■ GIVEN PROBLEM: Reproduce all entries word for word.

■ DATA:
------------------------------------------------------------
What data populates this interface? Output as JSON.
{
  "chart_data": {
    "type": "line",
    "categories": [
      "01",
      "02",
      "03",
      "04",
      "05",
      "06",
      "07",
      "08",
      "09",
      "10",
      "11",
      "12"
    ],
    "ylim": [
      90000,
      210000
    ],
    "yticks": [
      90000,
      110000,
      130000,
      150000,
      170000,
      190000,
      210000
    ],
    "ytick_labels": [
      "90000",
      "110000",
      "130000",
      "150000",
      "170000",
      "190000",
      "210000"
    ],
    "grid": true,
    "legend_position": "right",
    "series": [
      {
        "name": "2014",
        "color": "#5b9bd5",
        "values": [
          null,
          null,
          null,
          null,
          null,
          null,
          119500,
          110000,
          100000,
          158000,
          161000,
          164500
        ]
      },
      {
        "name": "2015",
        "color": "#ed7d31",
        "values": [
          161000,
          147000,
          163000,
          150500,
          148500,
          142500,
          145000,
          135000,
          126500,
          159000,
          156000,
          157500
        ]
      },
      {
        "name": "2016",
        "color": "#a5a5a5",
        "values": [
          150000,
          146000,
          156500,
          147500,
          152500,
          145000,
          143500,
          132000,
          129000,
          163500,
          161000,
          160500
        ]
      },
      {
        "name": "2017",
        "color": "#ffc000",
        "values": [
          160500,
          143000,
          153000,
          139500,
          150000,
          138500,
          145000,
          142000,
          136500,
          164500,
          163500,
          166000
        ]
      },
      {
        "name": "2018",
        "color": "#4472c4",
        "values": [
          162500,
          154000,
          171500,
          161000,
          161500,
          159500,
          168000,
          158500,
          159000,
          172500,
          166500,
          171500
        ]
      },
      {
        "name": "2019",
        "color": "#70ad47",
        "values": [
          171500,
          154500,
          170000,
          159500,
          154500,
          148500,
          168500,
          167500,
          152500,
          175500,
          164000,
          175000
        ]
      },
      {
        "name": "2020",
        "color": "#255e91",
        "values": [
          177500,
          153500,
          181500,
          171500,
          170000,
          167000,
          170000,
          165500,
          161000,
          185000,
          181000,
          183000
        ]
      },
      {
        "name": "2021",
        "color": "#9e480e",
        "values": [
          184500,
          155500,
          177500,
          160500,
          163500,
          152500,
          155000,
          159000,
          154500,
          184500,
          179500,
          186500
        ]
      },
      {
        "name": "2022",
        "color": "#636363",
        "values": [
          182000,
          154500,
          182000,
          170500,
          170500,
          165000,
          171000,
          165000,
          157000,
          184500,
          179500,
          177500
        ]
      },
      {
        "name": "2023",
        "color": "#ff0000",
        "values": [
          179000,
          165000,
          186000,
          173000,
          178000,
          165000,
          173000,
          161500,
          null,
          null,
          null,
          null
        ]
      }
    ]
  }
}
------------------------------------------------------------
■ RIGHT ANSWER:
What data populates this interface? Output as JSON.
{
  "chart_data": {
    "type": "line",
    "categories": [
      "01",
      "02",
      "03",
      "04",
      "05",
      "06",
      "07",
      "08",
      "09",
      "10",
      "11",
      "12"
    ],
    "ylim": [
      90000,
      210000
    ],
    "yticks": [
      90000,
      110000,
      130000,
      150000,
      170000,
      190000,
      210000
    ],
    "ytick_labels": [
      "90000",
      "110000",
      "130000",
      "150000",
      "170000",
      "190000",
      "210000"
    ],
    "grid": true,
    "legend_position": "right",
    "series": [
      {
        "name": "2014",
        "color": "#5b9bd5",
        "values": [
          null,
          null,
          null,
          null,
          null,
          null,
          119500,
          110000,
          100000,
          158000,
          161000,
          164500
        ]
      },
      {
        "name": "2015",
        "color": "#ed7d31",
        "values": [
          161000,
          147000,
          163000,
          150500,
          148500,
          142500,
          145000,
          135000,
          126500,
          159000,
          156000,
          157500
        ]
      },
      {
        "name": "2016",
        "color": "#a5a5a5",
        "values": [
          150000,
          146000,
          156500,
          147500,
          152500,
          145000,
          143500,
          132000,
          129000,
          163500,
          161000,
          160500
        ]
      },
      {
        "name": "2017",
        "color": "#ffc000",
        "values": [
          160500,
          143000,
          153000,
          139500,
          150000,
          138500,
          145000,
          142000,
          136500,
          164500,
          163500,
          166000
        ]
      },
      {
        "name": "2018",
        "color": "#4472c4",
        "values": [
          162500,
          154000,
          171500,
          161000,
          161500,
          159500,
          168000,
          158500,
          159000,
          172500,
          166500,
          171500
        ]
      },
      {
        "name": "2019",
        "color": "#70ad47",
        "values": [
          171500,
          154500,
          170000,
          159500,
          154500,
          148500,
          168500,
          167500,
          152500,
          175500,
          164000,
          175000
        ]
      },
      {
        "name": "2020",
        "color": "#255e91",
        "values": [
          177500,
          153500,
          181500,
          171500,
          170000,
          167000,
          170000,
          165500,
          161000,
          185000,
          181000,
          183000
        ]
      },
      {
        "name": "2021",
        "color": "#9e480e",
        "values": [
          184500,
          155500,
          177500,
          160500,
          163500,
          152500,
          155000,
          159000,
          154500,
          184500,
          179500,
          186500
        ]
      },
      {
        "name": "2022",
        "color": "#636363",
        "values": [
          182000,
          154500,
          182000,
          170500,
          170500,
          165000,
          171000,
          165000,
          157000,
          184500,
          179500,
          177500
        ]
      },
      {
        "name": "2023",
        "color": "#ff0000",
        "values": [
          179000,
          165000,
          186000,
          173000,
          178000,
          165000,
          173000,
          161500,
          null,
          null,
          null,
          null
        ]
      }
    ]
  }
}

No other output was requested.